_WHAT TO DO:_ Go through the material and write it all out exactly, minus the pictures.

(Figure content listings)
────────────────────────────────────────

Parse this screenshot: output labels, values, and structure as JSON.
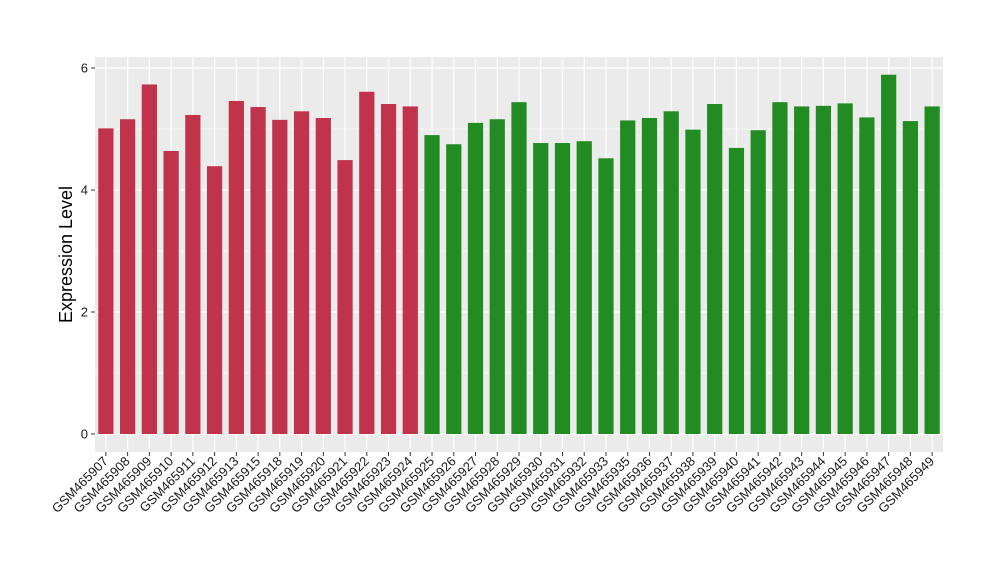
{
  "chart_data": {
    "type": "bar",
    "title": "",
    "xlabel": "",
    "ylabel": "Expression Level",
    "ylim": [
      0,
      6
    ],
    "yticks": [
      0,
      2,
      4,
      6
    ],
    "grid": true,
    "panel_background": "#ebebeb",
    "grid_color": "#ffffff",
    "categories": [
      "GSM465907",
      "GSM465908",
      "GSM465909",
      "GSM465910",
      "GSM465911",
      "GSM465912",
      "GSM465913",
      "GSM465915",
      "GSM465918",
      "GSM465919",
      "GSM465920",
      "GSM465921",
      "GSM465922",
      "GSM465923",
      "GSM465924",
      "GSM465925",
      "GSM465926",
      "GSM465927",
      "GSM465928",
      "GSM465929",
      "GSM465930",
      "GSM465931",
      "GSM465932",
      "GSM465933",
      "GSM465935",
      "GSM465936",
      "GSM465937",
      "GSM465938",
      "GSM465939",
      "GSM465940",
      "GSM465941",
      "GSM465942",
      "GSM465943",
      "GSM465944",
      "GSM465945",
      "GSM465946",
      "GSM465947",
      "GSM465948",
      "GSM465949"
    ],
    "values": [
      5.01,
      5.16,
      5.73,
      4.64,
      5.23,
      4.39,
      5.46,
      5.36,
      5.15,
      5.29,
      5.18,
      4.49,
      5.61,
      5.41,
      5.37,
      4.9,
      4.75,
      5.1,
      5.16,
      5.44,
      4.77,
      4.77,
      4.8,
      4.52,
      5.14,
      5.18,
      5.29,
      4.99,
      5.41,
      4.69,
      4.98,
      5.44,
      5.37,
      5.38,
      5.42,
      5.19,
      5.89,
      5.13,
      5.37
    ],
    "bar_colors": [
      "#c1334a",
      "#c1334a",
      "#c1334a",
      "#c1334a",
      "#c1334a",
      "#c1334a",
      "#c1334a",
      "#c1334a",
      "#c1334a",
      "#c1334a",
      "#c1334a",
      "#c1334a",
      "#c1334a",
      "#c1334a",
      "#c1334a",
      "#228b22",
      "#228b22",
      "#228b22",
      "#228b22",
      "#228b22",
      "#228b22",
      "#228b22",
      "#228b22",
      "#228b22",
      "#228b22",
      "#228b22",
      "#228b22",
      "#228b22",
      "#228b22",
      "#228b22",
      "#228b22",
      "#228b22",
      "#228b22",
      "#228b22",
      "#228b22",
      "#228b22",
      "#228b22",
      "#228b22",
      "#228b22"
    ]
  }
}
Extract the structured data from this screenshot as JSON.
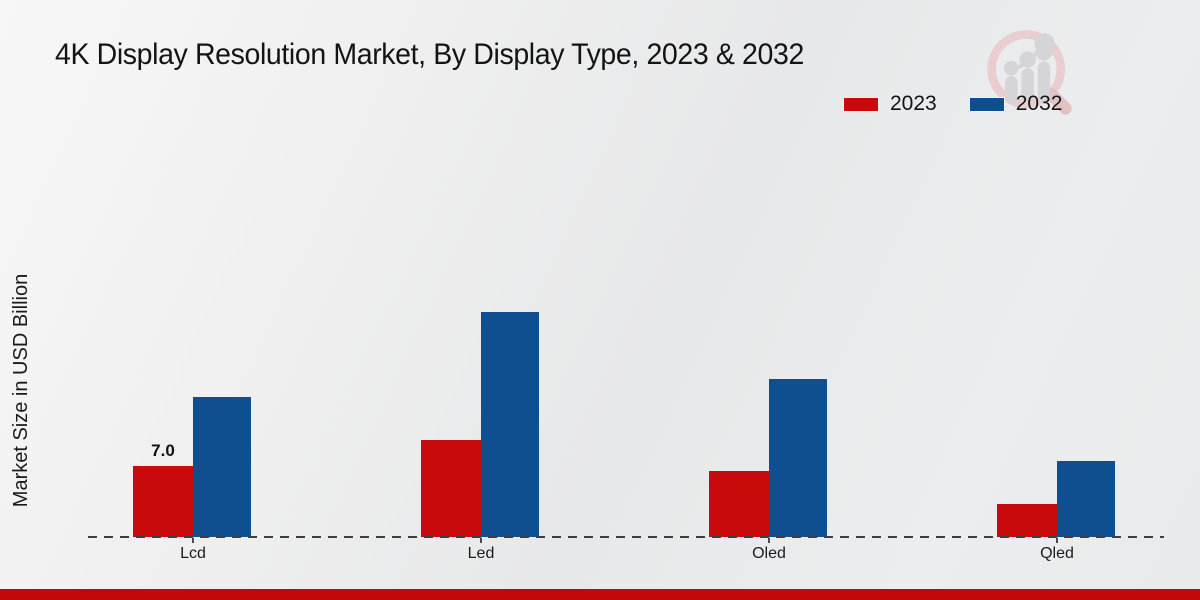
{
  "chart_data": {
    "type": "bar",
    "title": "4K Display Resolution Market, By Display Type, 2023 & 2032",
    "xlabel": "",
    "ylabel": "Market Size in USD Billion",
    "units": "USD Billion",
    "categories": [
      "Lcd",
      "Led",
      "Oled",
      "Qled"
    ],
    "series": [
      {
        "name": "2023",
        "color": "#c90a0c",
        "values": [
          7.0,
          9.6,
          6.5,
          3.3
        ]
      },
      {
        "name": "2032",
        "color": "#0f4f8f",
        "values": [
          13.8,
          22.2,
          15.6,
          7.5
        ]
      }
    ],
    "data_labels": [
      {
        "series": "2023",
        "category": "Lcd",
        "text": "7.0"
      }
    ],
    "ylim": [
      0,
      25
    ],
    "grid": false,
    "legend_position": "top-right",
    "axis_line_style": "dashed"
  },
  "footer_bar_color": "#c40708",
  "icons": {
    "watermark": "magnifier-growth-chart-logo"
  }
}
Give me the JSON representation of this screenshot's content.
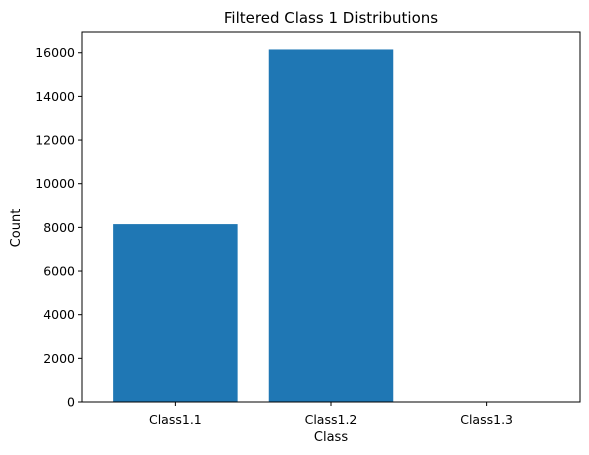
{
  "chart_data": {
    "type": "bar",
    "title": "Filtered Class 1 Distributions",
    "xlabel": "Class",
    "ylabel": "Count",
    "categories": [
      "Class1.1",
      "Class1.2",
      "Class1.3"
    ],
    "values": [
      8150,
      16150,
      0
    ],
    "ylim": [
      0,
      16950
    ],
    "yticks": [
      0,
      2000,
      4000,
      6000,
      8000,
      10000,
      12000,
      14000,
      16000
    ],
    "grid": false,
    "bar_color": "#1f77b4"
  }
}
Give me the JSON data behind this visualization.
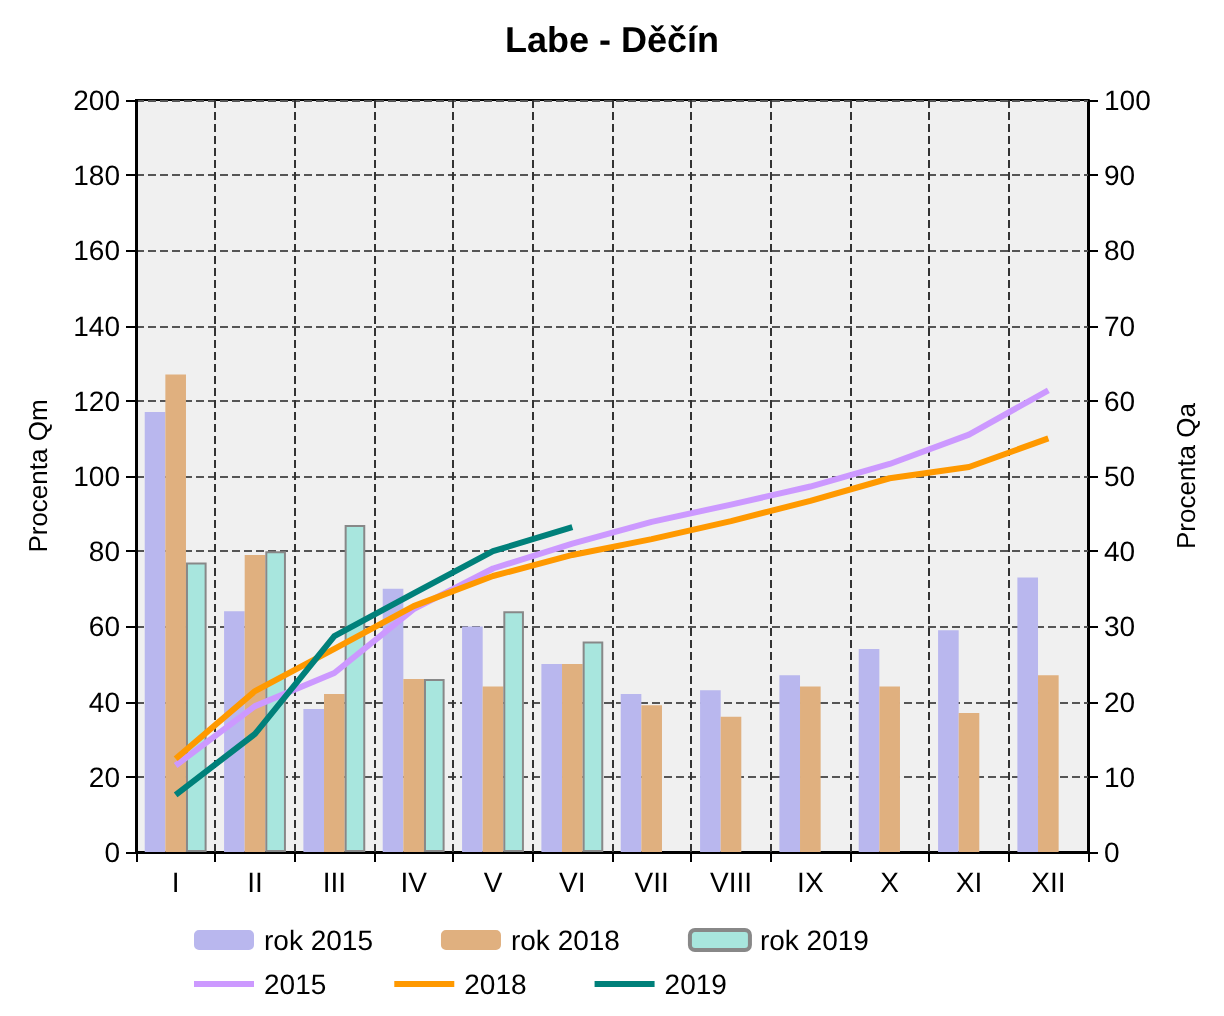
{
  "chart_data": {
    "type": "bar",
    "title": "Labe - Děčín",
    "ylabel": "Procenta Qm",
    "y2label": "Procenta Qa",
    "categories": [
      "I",
      "II",
      "III",
      "IV",
      "V",
      "VI",
      "VII",
      "VIII",
      "IX",
      "X",
      "XI",
      "XII"
    ],
    "series": [
      {
        "name": "rok 2015",
        "color": "#b9b7ee",
        "values": [
          117,
          64,
          38,
          70,
          60,
          50,
          42,
          43,
          47,
          54,
          59,
          73
        ]
      },
      {
        "name": "rok 2018",
        "color": "#e0b07f",
        "values": [
          127,
          79,
          42,
          46,
          44,
          50,
          39,
          36,
          44,
          44,
          37,
          47
        ]
      },
      {
        "name": "rok 2019",
        "color": "#a8e6de",
        "values": [
          77,
          80,
          87,
          46,
          64,
          56,
          null,
          null,
          null,
          null,
          null,
          null
        ]
      },
      {
        "name": "2015",
        "type": "line",
        "axis": "y2",
        "color": "#cc99ff",
        "values": [
          11.5,
          19.4,
          23.8,
          32.3,
          37.7,
          41,
          43.9,
          46.2,
          48.6,
          51.6,
          55.5,
          61.4
        ]
      },
      {
        "name": "2018",
        "type": "line",
        "axis": "y2",
        "color": "#ff9900",
        "values": [
          12.4,
          21.4,
          27,
          32.7,
          36.7,
          39.5,
          41.6,
          44,
          46.7,
          49.7,
          51.2,
          55
        ]
      },
      {
        "name": "2019",
        "type": "line",
        "axis": "y2",
        "color": "#00807a",
        "values": [
          7.6,
          15.7,
          28.7,
          34.4,
          40,
          43.2,
          null,
          null,
          null,
          null,
          null,
          null
        ]
      }
    ],
    "ylim": [
      0,
      200
    ],
    "yticks": [
      0,
      20,
      40,
      60,
      80,
      100,
      120,
      140,
      160,
      180,
      200
    ],
    "y2lim": [
      0,
      100
    ],
    "y2ticks": [
      0,
      10,
      20,
      30,
      40,
      50,
      60,
      70,
      80,
      90,
      100
    ],
    "grid": true,
    "legend": "bottom",
    "marker": "none",
    "line_style": "solid"
  }
}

────────────────────────────────────────

_CORRECT RESULT:_
Parse this screenshot: output labels, values, and structure as JSON.
{
  "chart_data": {
    "type": "bar",
    "title": "",
    "xlabel": "",
    "ylabel": "Expression Level",
    "ylim": [
      0,
      6
    ],
    "yticks": [
      0,
      2,
      4,
      6
    ],
    "grid": true,
    "panel_background": "#ebebeb",
    "grid_color": "#ffffff",
    "categories": [
      "GSM465907",
      "GSM465908",
      "GSM465909",
      "GSM465910",
      "GSM465911",
      "GSM465912",
      "GSM465913",
      "GSM465915",
      "GSM465918",
      "GSM465919",
      "GSM465920",
      "GSM465921",
      "GSM465922",
      "GSM465923",
      "GSM465924",
      "GSM465925",
      "GSM465926",
      "GSM465927",
      "GSM465928",
      "GSM465929",
      "GSM465930",
      "GSM465931",
      "GSM465932",
      "GSM465933",
      "GSM465935",
      "GSM465936",
      "GSM465937",
      "GSM465938",
      "GSM465939",
      "GSM465940",
      "GSM465941",
      "GSM465942",
      "GSM465943",
      "GSM465944",
      "GSM465945",
      "GSM465946",
      "GSM465947",
      "GSM465948",
      "GSM465949"
    ],
    "values": [
      5.01,
      5.16,
      5.73,
      4.64,
      5.23,
      4.39,
      5.46,
      5.36,
      5.15,
      5.29,
      5.18,
      4.49,
      5.61,
      5.41,
      5.37,
      4.9,
      4.75,
      5.1,
      5.16,
      5.44,
      4.77,
      4.77,
      4.8,
      4.52,
      5.14,
      5.18,
      5.29,
      4.99,
      5.41,
      4.69,
      4.98,
      5.44,
      5.37,
      5.38,
      5.42,
      5.19,
      5.89,
      5.13,
      5.37
    ],
    "bar_colors": [
      "#c1334a",
      "#c1334a",
      "#c1334a",
      "#c1334a",
      "#c1334a",
      "#c1334a",
      "#c1334a",
      "#c1334a",
      "#c1334a",
      "#c1334a",
      "#c1334a",
      "#c1334a",
      "#c1334a",
      "#c1334a",
      "#c1334a",
      "#228b22",
      "#228b22",
      "#228b22",
      "#228b22",
      "#228b22",
      "#228b22",
      "#228b22",
      "#228b22",
      "#228b22",
      "#228b22",
      "#228b22",
      "#228b22",
      "#228b22",
      "#228b22",
      "#228b22",
      "#228b22",
      "#228b22",
      "#228b22",
      "#228b22",
      "#228b22",
      "#228b22",
      "#228b22",
      "#228b22",
      "#228b22"
    ]
  }
}
Extract the structured data from this screenshot as JSON.
{
  "chart_data": {
    "type": "bar",
    "title": "4K Display Resolution Market, By Display Type, 2023 & 2032",
    "xlabel": "",
    "ylabel": "Market Size in USD Billion",
    "units": "USD Billion",
    "categories": [
      "Lcd",
      "Led",
      "Oled",
      "Qled"
    ],
    "series": [
      {
        "name": "2023",
        "color": "#c90a0c",
        "values": [
          7.0,
          9.6,
          6.5,
          3.3
        ]
      },
      {
        "name": "2032",
        "color": "#0f4f8f",
        "values": [
          13.8,
          22.2,
          15.6,
          7.5
        ]
      }
    ],
    "data_labels": [
      {
        "series": "2023",
        "category": "Lcd",
        "text": "7.0"
      }
    ],
    "ylim": [
      0,
      25
    ],
    "grid": false,
    "legend_position": "top-right",
    "axis_line_style": "dashed"
  },
  "footer_bar_color": "#c40708",
  "icons": {
    "watermark": "magnifier-growth-chart-logo"
  }
}
Give me the JSON representation of this screenshot's content.
{
  "chart_data": {
    "type": "bar",
    "title": "Filtered Class 1 Distributions",
    "xlabel": "Class",
    "ylabel": "Count",
    "categories": [
      "Class1.1",
      "Class1.2",
      "Class1.3"
    ],
    "values": [
      8150,
      16150,
      0
    ],
    "ylim": [
      0,
      16950
    ],
    "yticks": [
      0,
      2000,
      4000,
      6000,
      8000,
      10000,
      12000,
      14000,
      16000
    ],
    "grid": false,
    "bar_color": "#1f77b4"
  }
}
Give me the JSON data behind this visualization.
{
  "chart_data": {
    "type": "bar",
    "title": "Labe - Děčín",
    "ylabel": "Procenta Qm",
    "y2label": "Procenta Qa",
    "categories": [
      "I",
      "II",
      "III",
      "IV",
      "V",
      "VI",
      "VII",
      "VIII",
      "IX",
      "X",
      "XI",
      "XII"
    ],
    "series": [
      {
        "name": "rok 2015",
        "color": "#b9b7ee",
        "values": [
          117,
          64,
          38,
          70,
          60,
          50,
          42,
          43,
          47,
          54,
          59,
          73
        ]
      },
      {
        "name": "rok 2018",
        "color": "#e0b07f",
        "values": [
          127,
          79,
          42,
          46,
          44,
          50,
          39,
          36,
          44,
          44,
          37,
          47
        ]
      },
      {
        "name": "rok 2019",
        "color": "#a8e6de",
        "values": [
          77,
          80,
          87,
          46,
          64,
          56,
          null,
          null,
          null,
          null,
          null,
          null
        ]
      },
      {
        "name": "2015",
        "type": "line",
        "axis": "y2",
        "color": "#cc99ff",
        "values": [
          11.5,
          19.4,
          23.8,
          32.3,
          37.7,
          41,
          43.9,
          46.2,
          48.6,
          51.6,
          55.5,
          61.4
        ]
      },
      {
        "name": "2018",
        "type": "line",
        "axis": "y2",
        "color": "#ff9900",
        "values": [
          12.4,
          21.4,
          27,
          32.7,
          36.7,
          39.5,
          41.6,
          44,
          46.7,
          49.7,
          51.2,
          55
        ]
      },
      {
        "name": "2019",
        "type": "line",
        "axis": "y2",
        "color": "#00807a",
        "values": [
          7.6,
          15.7,
          28.7,
          34.4,
          40,
          43.2,
          null,
          null,
          null,
          null,
          null,
          null
        ]
      }
    ],
    "ylim": [
      0,
      200
    ],
    "yticks": [
      0,
      20,
      40,
      60,
      80,
      100,
      120,
      140,
      160,
      180,
      200
    ],
    "y2lim": [
      0,
      100
    ],
    "y2ticks": [
      0,
      10,
      20,
      30,
      40,
      50,
      60,
      70,
      80,
      90,
      100
    ],
    "grid": true,
    "legend": "bottom",
    "marker": "none",
    "line_style": "solid"
  }
}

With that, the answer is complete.